- Work to be completed -
Of all the lines in the material, how many include the word "urlencoded"? Give only the number.

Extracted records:

_ _ _

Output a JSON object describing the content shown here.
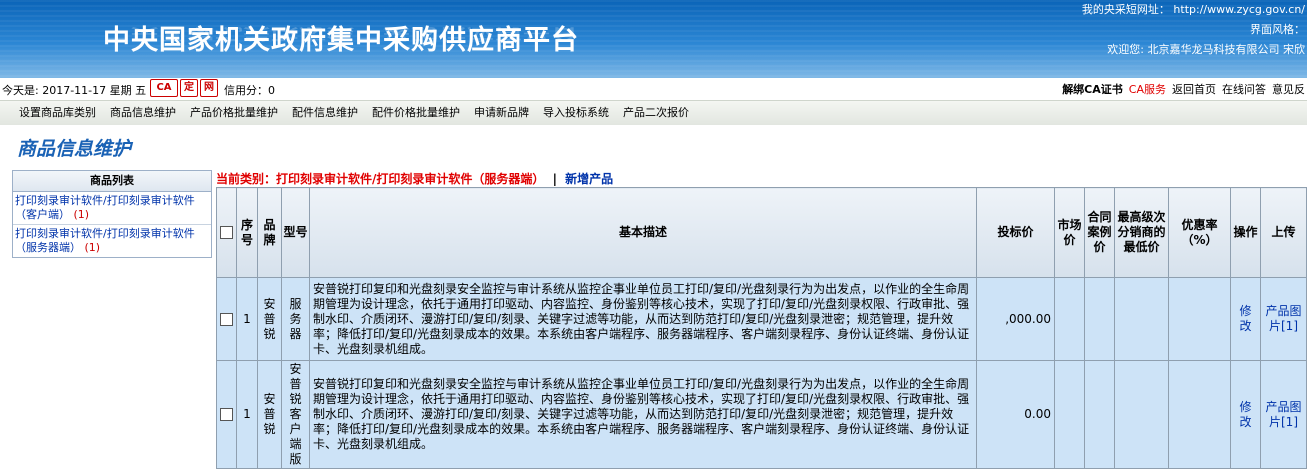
{
  "header": {
    "title": "中央国家机关政府集中采购供应商平台",
    "short_url_label": "我的央采短网址：",
    "short_url": "http://www.zycg.gov.cn/",
    "style_label": "界面风格：",
    "welcome": "欢迎您: 北京嘉华龙马科技有限公司 宋欣"
  },
  "infobar": {
    "date": "今天是: 2017-11-17 星期 五",
    "icons": [
      "ca-icon",
      "ding-icon",
      "wang-icon"
    ],
    "icon_labels": [
      "CA",
      "定",
      "网"
    ],
    "credit": "信用分：0",
    "links": [
      "解绑CA证书",
      "CA服务",
      "返回首页",
      "在线问答",
      "意见反"
    ]
  },
  "nav": {
    "items": [
      "设置商品库类别",
      "商品信息维护",
      "产品价格批量维护",
      "配件信息维护",
      "配件价格批量维护",
      "申请新品牌",
      "导入投标系统",
      "产品二次报价"
    ]
  },
  "page_heading": "商品信息维护",
  "product_list": {
    "title": "商品列表",
    "items": [
      {
        "text": "打印刻录审计软件/打印刻录审计软件（客户端）",
        "count": "(1)"
      },
      {
        "text": "打印刻录审计软件/打印刻录审计软件（服务器端）",
        "count": "(1)"
      }
    ]
  },
  "category": {
    "label": "当前类别：打印刻录审计软件/打印刻录审计软件（服务器端）",
    "separator": "|",
    "add_link": "新增产品"
  },
  "table": {
    "headers": {
      "seq": "序号",
      "brand": "品牌",
      "model": "型号",
      "desc": "基本描述",
      "bid_price": "投标价",
      "market_price": "市场价",
      "contract_price": "合同案例价",
      "lowest_price": "最高级次分销商的最低价",
      "discount": "优惠率（%）",
      "action": "操作",
      "upload": "上传"
    },
    "rows": [
      {
        "seq": "1",
        "brand": "安普锐",
        "model": "服务器",
        "desc": "安普锐打印复印和光盘刻录安全监控与审计系统从监控企事业单位员工打印/复印/光盘刻录行为为出发点，以作业的全生命周期管理为设计理念，依托于通用打印驱动、内容监控、身份鉴别等核心技术，实现了打印/复印/光盘刻录权限、行政审批、强制水印、介质闭环、漫游打印/复印/刻录、关键字过滤等功能，从而达到防范打印/复印/光盘刻录泄密；规范管理，提升效率；降低打印/复印/光盘刻录成本的效果。本系统由客户端程序、服务器端程序、客户端刻录程序、身份认证终端、身份认证卡、光盘刻录机组成。",
        "bid_price": ",000.00",
        "market_price": "",
        "contract_price": "",
        "lowest_price": "",
        "discount": "",
        "action": "修改",
        "upload": "产品图片[1]"
      },
      {
        "seq": "1",
        "brand": "安普锐",
        "model": "安普锐客户端版",
        "desc": "安普锐打印复印和光盘刻录安全监控与审计系统从监控企事业单位员工打印/复印/光盘刻录行为为出发点，以作业的全生命周期管理为设计理念，依托于通用打印驱动、内容监控、身份鉴别等核心技术，实现了打印/复印/光盘刻录权限、行政审批、强制水印、介质闭环、漫游打印/复印/刻录、关键字过滤等功能，从而达到防范打印/复印/光盘刻录泄密；规范管理，提升效率；降低打印/复印/光盘刻录成本的效果。本系统由客户端程序、服务器端程序、客户端刻录程序、身份认证终端、身份认证卡、光盘刻录机组成。",
        "bid_price": "0.00",
        "market_price": "",
        "contract_price": "",
        "lowest_price": "",
        "discount": "",
        "action": "修改",
        "upload": "产品图片[1]"
      }
    ]
  }
}
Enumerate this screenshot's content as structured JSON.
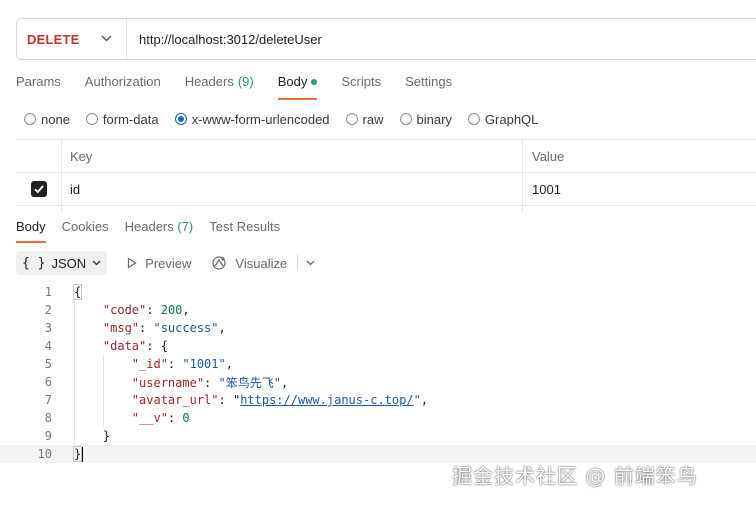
{
  "request": {
    "method": "DELETE",
    "url": "http://localhost:3012/deleteUser"
  },
  "request_tabs": [
    {
      "label": "Params",
      "count": ""
    },
    {
      "label": "Authorization",
      "count": ""
    },
    {
      "label": "Headers",
      "count": "(9)"
    },
    {
      "label": "Body",
      "count": ""
    },
    {
      "label": "Scripts",
      "count": ""
    },
    {
      "label": "Settings",
      "count": ""
    }
  ],
  "body_types": [
    "none",
    "form-data",
    "x-www-form-urlencoded",
    "raw",
    "binary",
    "GraphQL"
  ],
  "selected_body_type": "x-www-form-urlencoded",
  "params_table": {
    "headers": {
      "key": "Key",
      "value": "Value"
    },
    "rows": [
      {
        "enabled": true,
        "key": "id",
        "value": "1001"
      }
    ]
  },
  "response_tabs": [
    {
      "label": "Body",
      "count": ""
    },
    {
      "label": "Cookies",
      "count": ""
    },
    {
      "label": "Headers",
      "count": "(7)"
    },
    {
      "label": "Test Results",
      "count": ""
    }
  ],
  "response_toolbar": {
    "format_icon": "{ }",
    "format": "JSON",
    "preview": "Preview",
    "visualize": "Visualize"
  },
  "response_body": {
    "line_numbers": [
      "1",
      "2",
      "3",
      "4",
      "5",
      "6",
      "7",
      "8",
      "9",
      "10"
    ],
    "code_key": "\"code\"",
    "code_value": "200",
    "msg_key": "\"msg\"",
    "msg_value": "\"success\"",
    "data_key": "\"data\"",
    "id_key": "\"_id\"",
    "id_value": "\"1001\"",
    "username_key": "\"username\"",
    "username_value": "\"笨鸟先飞\"",
    "avatar_key": "\"avatar_url\"",
    "avatar_value": "https://www.janus-c.top/",
    "v_key": "\"__v\"",
    "v_value": "0"
  },
  "watermark": "掘金技术社区 @ 前端笨鸟",
  "colors": {
    "method": "#c4302b",
    "active_tab_underline": "#f26b3a",
    "count_green": "#2b9a66",
    "radio_selected": "#0265d2",
    "json_key": "#a3252d",
    "json_string": "#1f56a8",
    "json_number": "#107d41"
  }
}
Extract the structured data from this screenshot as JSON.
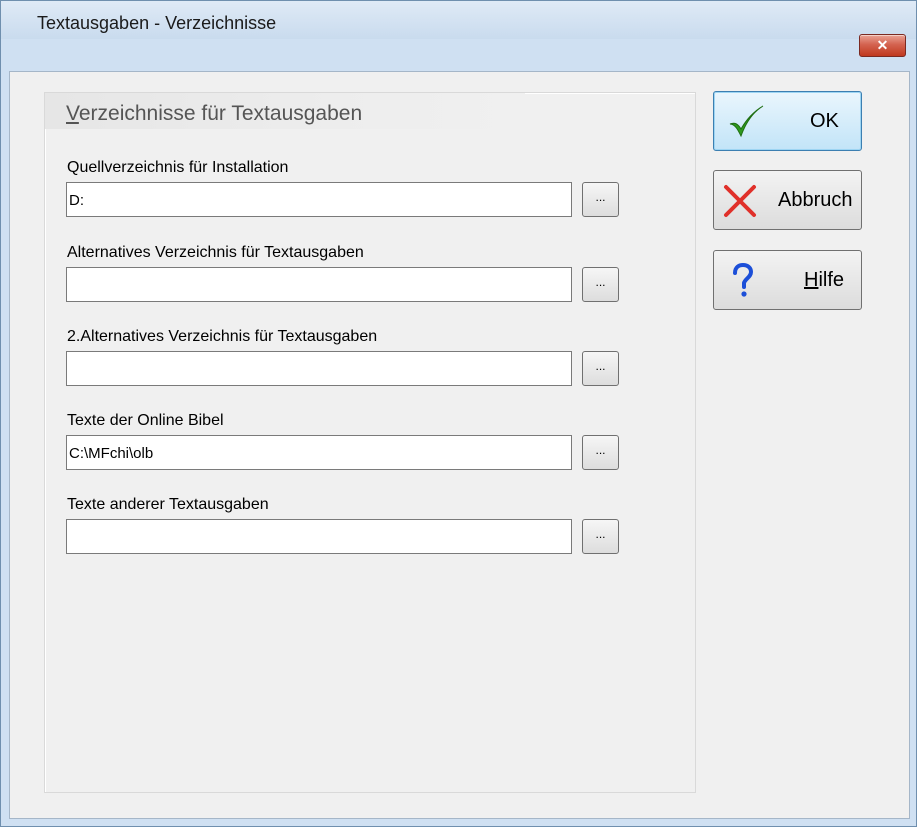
{
  "window": {
    "title": "Textausgaben - Verzeichnisse",
    "close_label": "✕"
  },
  "group": {
    "title": "Verzeichnisse für Textausgaben",
    "title_accel_char": "V",
    "title_rest": "erzeichnisse für Textausgaben"
  },
  "fields": [
    {
      "label": "Quellverzeichnis für Installation",
      "value": "D:",
      "browse_label": "..."
    },
    {
      "label": "Alternatives Verzeichnis für Textausgaben",
      "value": "",
      "browse_label": "..."
    },
    {
      "label": "2.Alternatives Verzeichnis für Textausgaben",
      "value": "",
      "browse_label": "..."
    },
    {
      "label": "Texte der Online Bibel",
      "value": "C:\\MFchi\\olb",
      "browse_label": "..."
    },
    {
      "label": "Texte anderer Textausgaben",
      "value": "",
      "browse_label": "..."
    }
  ],
  "buttons": {
    "ok": {
      "label": "OK",
      "icon": "checkmark-icon",
      "icon_color": "#2e9a1e"
    },
    "cancel": {
      "label": "Abbruch",
      "icon": "cancel-x-icon",
      "icon_color": "#e0302a"
    },
    "help": {
      "label": "Hilfe",
      "accel_char": "H",
      "rest": "ilfe",
      "icon": "question-icon",
      "icon_color": "#1c4fd8"
    }
  }
}
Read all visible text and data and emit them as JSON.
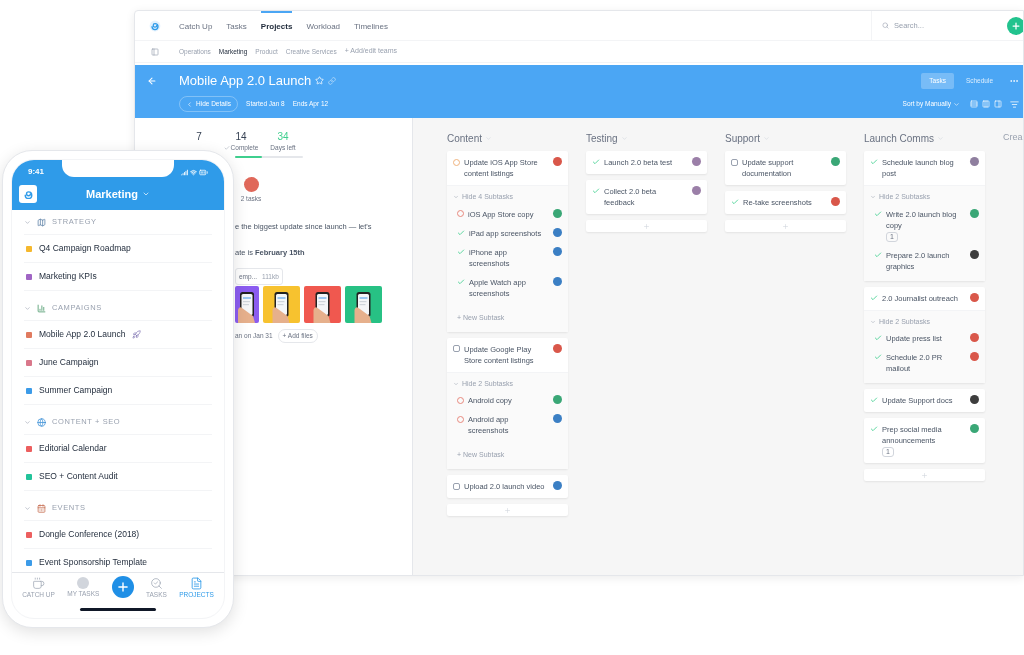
{
  "app": {
    "nav_tabs": [
      {
        "label": "Catch Up",
        "selected": false
      },
      {
        "label": "Tasks",
        "selected": false
      },
      {
        "label": "Projects",
        "selected": true
      },
      {
        "label": "Workload",
        "selected": false
      },
      {
        "label": "Timelines",
        "selected": false
      }
    ],
    "search": {
      "placeholder": "Search..."
    },
    "teams": [
      {
        "label": "Operations",
        "selected": false
      },
      {
        "label": "Marketing",
        "selected": true
      },
      {
        "label": "Product",
        "selected": false
      },
      {
        "label": "Creative Services",
        "selected": false
      }
    ],
    "add_teams": "+ Add/edit teams"
  },
  "project": {
    "title": "Mobile App 2.0 Launch",
    "views": [
      {
        "label": "Tasks",
        "selected": true
      },
      {
        "label": "Schedule",
        "selected": false
      }
    ],
    "hide_details": "Hide Details",
    "started": "Started Jan 8",
    "ends": "Ends Apr 12",
    "sort": "Sort by Manually"
  },
  "details": {
    "stats": [
      {
        "value": "7",
        "highlight": false
      },
      {
        "value": "14",
        "label": "Complete",
        "highlight": false
      },
      {
        "value": "34",
        "label": "Days left",
        "highlight": true
      }
    ],
    "progress": {
      "level": 0.4
    },
    "assignee": {
      "color": "#e0685a",
      "caption": "2 tasks"
    },
    "description": [
      "e the biggest update since launch — let's",
      "ate is **February 15th**"
    ],
    "attachment": {
      "name": "emp...",
      "size": "111kb"
    },
    "images": [
      {
        "kind": "picture",
        "color": "#8b5cf0"
      },
      {
        "kind": "picture",
        "color": "#f7c22f"
      },
      {
        "kind": "picture",
        "color": "#f0584f"
      },
      {
        "kind": "picture",
        "color": "#27c184"
      }
    ],
    "footer": "an on Jan 31",
    "add_files": "+ Add files"
  },
  "columns": [
    {
      "title": "Content",
      "add_button": true,
      "tasks": [
        {
          "text": "Update iOS App Store content listings",
          "kind": "in-progress",
          "color": "#d9574a",
          "subtasks_label": "Hide 4 Subtasks",
          "subtasks": [
            {
              "text": "iOS App Store copy",
              "kind": "not-started",
              "color": "#3aa776"
            },
            {
              "text": "iPad app screenshots",
              "kind": "done",
              "color": "#3b7fc4"
            },
            {
              "text": "iPhone app screenshots",
              "kind": "done",
              "color": "#3b7fc4"
            },
            {
              "text": "Apple Watch app screenshots",
              "kind": "done",
              "color": "#3b7fc4"
            }
          ],
          "new_subtask": "+ New Subtask"
        },
        {
          "text": "Update Google Play Store content listings",
          "kind": "checkbox",
          "color": "#d9574a",
          "subtasks_label": "Hide 2 Subtasks",
          "subtasks": [
            {
              "text": "Android copy",
              "kind": "not-started",
              "color": "#3aa776"
            },
            {
              "text": "Android app screenshots",
              "kind": "not-started",
              "color": "#3b7fc4"
            }
          ],
          "new_subtask": "+ New Subtask"
        },
        {
          "text": "Upload 2.0 launch video",
          "kind": "checkbox",
          "color": "#3b7fc4"
        }
      ]
    },
    {
      "title": "Testing",
      "add_button": true,
      "tasks": [
        {
          "text": "Launch 2.0 beta test",
          "kind": "done",
          "color": "#9b7fa8"
        },
        {
          "text": "Collect 2.0 beta feedback",
          "kind": "done",
          "color": "#9b7fa8"
        }
      ]
    },
    {
      "title": "Support",
      "add_button": true,
      "tasks": [
        {
          "text": "Update support documentation",
          "kind": "checkbox",
          "color": "#3aa776"
        },
        {
          "text": "Re-take screenshots",
          "kind": "done",
          "color": "#d9574a"
        }
      ]
    },
    {
      "title": "Launch Comms",
      "add_button": true,
      "tasks": [
        {
          "text": "Schedule launch blog post",
          "kind": "done",
          "color": "#8f7f9f",
          "subtasks_label": "Hide 2 Subtasks",
          "subtasks": [
            {
              "text": "Write 2.0 launch blog copy",
              "kind": "done",
              "color": "#3aa776",
              "comments": "1"
            },
            {
              "text": "Prepare 2.0 launch graphics",
              "kind": "done",
              "color": "#3d3d3d"
            }
          ]
        },
        {
          "text": "2.0 Journalist outreach",
          "kind": "done",
          "color": "#d9574a",
          "subtasks_label": "Hide 2 Subtasks",
          "subtasks": [
            {
              "text": "Update press list",
              "kind": "done",
              "color": "#d9574a"
            },
            {
              "text": "Schedule 2.0 PR mailout",
              "kind": "done",
              "color": "#d9574a"
            }
          ]
        },
        {
          "text": "Update Support docs",
          "kind": "done",
          "color": "#3d3d3d"
        },
        {
          "text": "Prep social media announcements",
          "kind": "done",
          "color": "#3aa776",
          "comments": "1"
        }
      ]
    },
    {
      "title": "Crea"
    }
  ],
  "phone": {
    "time": "9:41",
    "title": "Marketing",
    "sections": [
      {
        "label": "STRATEGY",
        "kind": "map",
        "items": [
          {
            "label": "Q4 Campaign Roadmap",
            "color": "#f5b82e"
          },
          {
            "label": "Marketing KPIs",
            "color": "#a065c4"
          }
        ]
      },
      {
        "label": "CAMPAIGNS",
        "kind": "chart",
        "items": [
          {
            "label": "Mobile App 2.0 Launch",
            "color": "#e07a5f",
            "rocket": true
          },
          {
            "label": "June Campaign",
            "color": "#d9778a"
          },
          {
            "label": "Summer Campaign",
            "color": "#3c9be8"
          }
        ]
      },
      {
        "label": "CONTENT + SEO",
        "kind": "globe",
        "items": [
          {
            "label": "Editorial Calendar",
            "color": "#ec5f5f"
          },
          {
            "label": "SEO + Content Audit",
            "color": "#22c39a"
          }
        ]
      },
      {
        "label": "EVENTS",
        "kind": "calendar",
        "items": [
          {
            "label": "Dongle Conference (2018)",
            "color": "#ec5f5f"
          },
          {
            "label": "Event Sponsorship Template",
            "color": "#3c9be8"
          }
        ]
      }
    ],
    "tabs": [
      {
        "label": "CATCH UP",
        "kind": "cup",
        "selected": false
      },
      {
        "label": "MY TASKS",
        "kind": "avatar",
        "selected": false
      },
      {
        "kind": "add",
        "selected": false
      },
      {
        "label": "TASKS",
        "kind": "search",
        "selected": false
      },
      {
        "label": "PROJECTS",
        "kind": "list",
        "selected": true
      }
    ]
  }
}
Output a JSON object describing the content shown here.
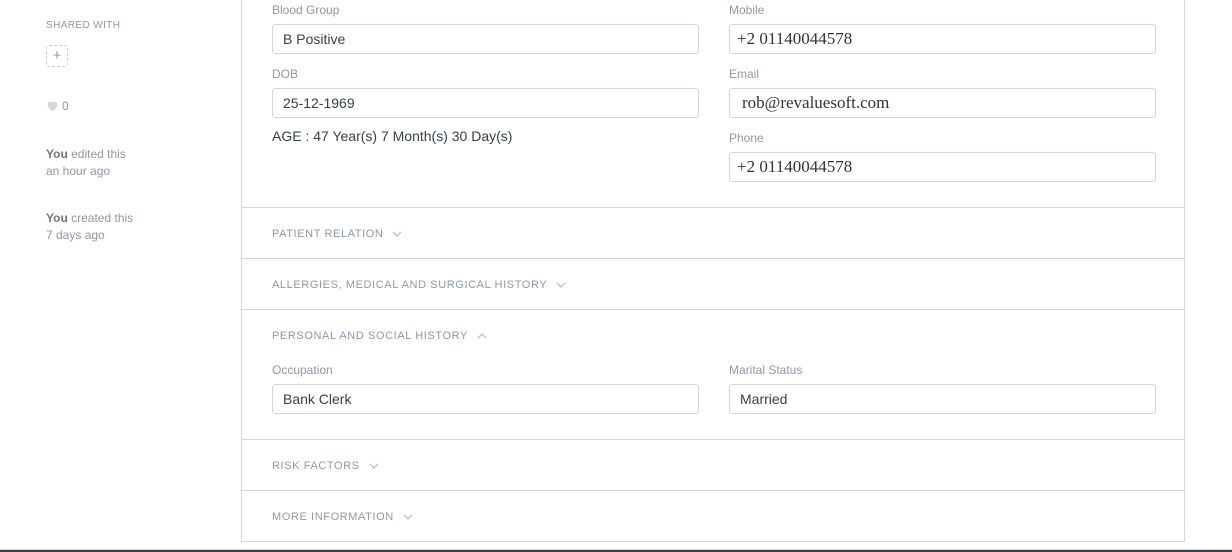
{
  "sidebar": {
    "shared_with_label": "SHARED WITH",
    "add_share_label": "+",
    "like_count": "0",
    "timeline": [
      {
        "actor": "You",
        "action": "edited this",
        "when": "an hour ago"
      },
      {
        "actor": "You",
        "action": "created this",
        "when": "7 days ago"
      }
    ]
  },
  "form": {
    "blood_group": {
      "label": "Blood Group",
      "value": "B Positive"
    },
    "mobile": {
      "label": "Mobile",
      "value": "+2 01140044578"
    },
    "dob": {
      "label": "DOB",
      "value": "25-12-1969"
    },
    "email": {
      "label": "Email",
      "value": "rob@revaluesoft.com"
    },
    "age_text": "AGE : 47 Year(s) 7 Month(s) 30 Day(s)",
    "phone": {
      "label": "Phone",
      "value": "+2 01140044578"
    }
  },
  "sections": {
    "patient_relation": {
      "title": "PATIENT RELATION",
      "expanded": false
    },
    "allergies": {
      "title": "ALLERGIES, MEDICAL AND SURGICAL HISTORY",
      "expanded": false
    },
    "personal_social": {
      "title": "PERSONAL AND SOCIAL HISTORY",
      "expanded": true,
      "occupation": {
        "label": "Occupation",
        "value": "Bank Clerk"
      },
      "marital_status": {
        "label": "Marital Status",
        "value": "Married"
      }
    },
    "risk_factors": {
      "title": "RISK FACTORS",
      "expanded": false
    },
    "more_information": {
      "title": "MORE INFORMATION",
      "expanded": false
    }
  },
  "icons": {
    "heart": "heart-icon",
    "chevron_down": "chevron-down-icon",
    "chevron_up": "chevron-up-icon"
  }
}
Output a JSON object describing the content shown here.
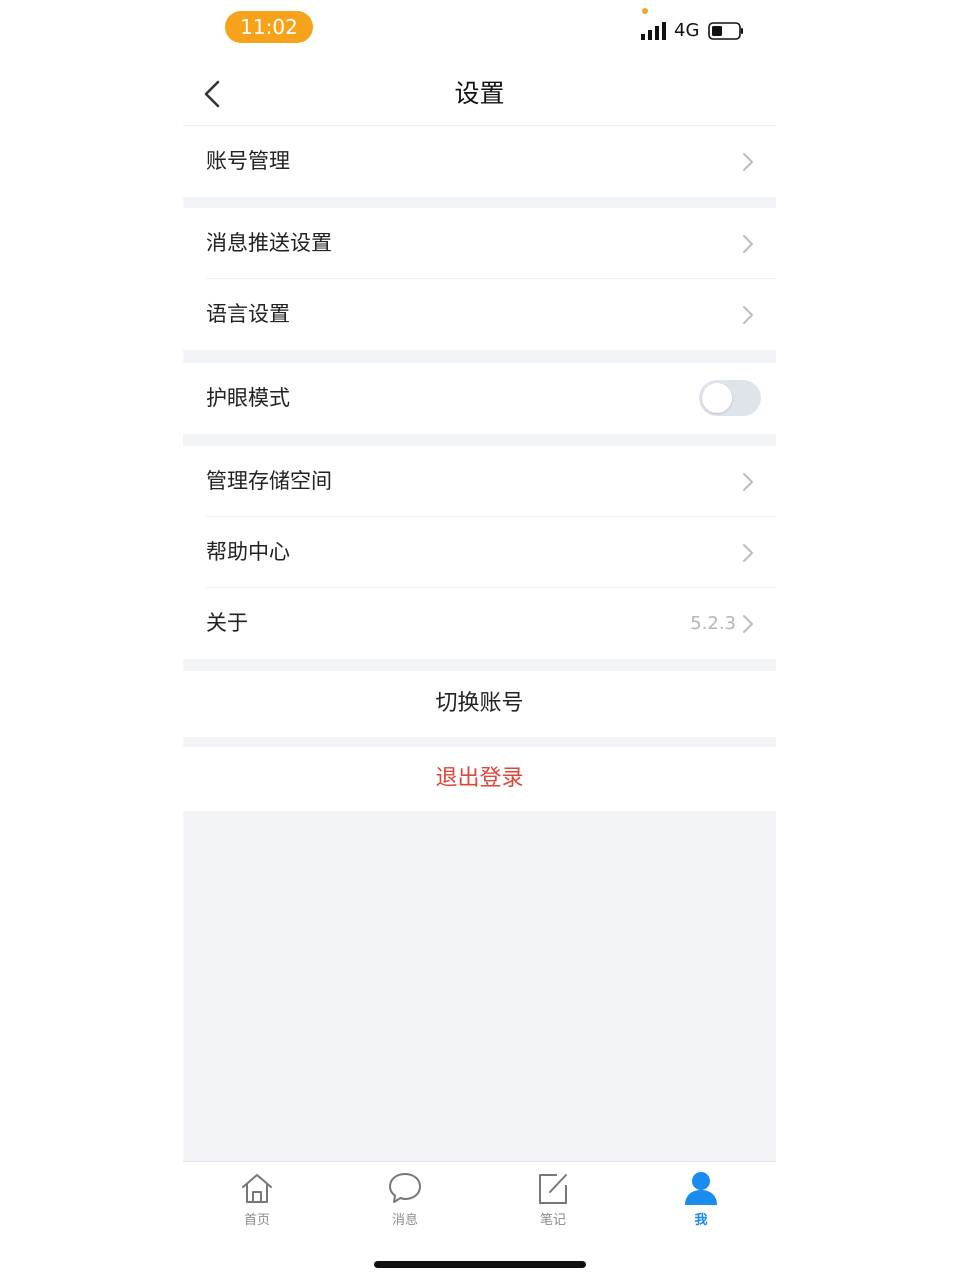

_ _ _

- Solution for this task -
2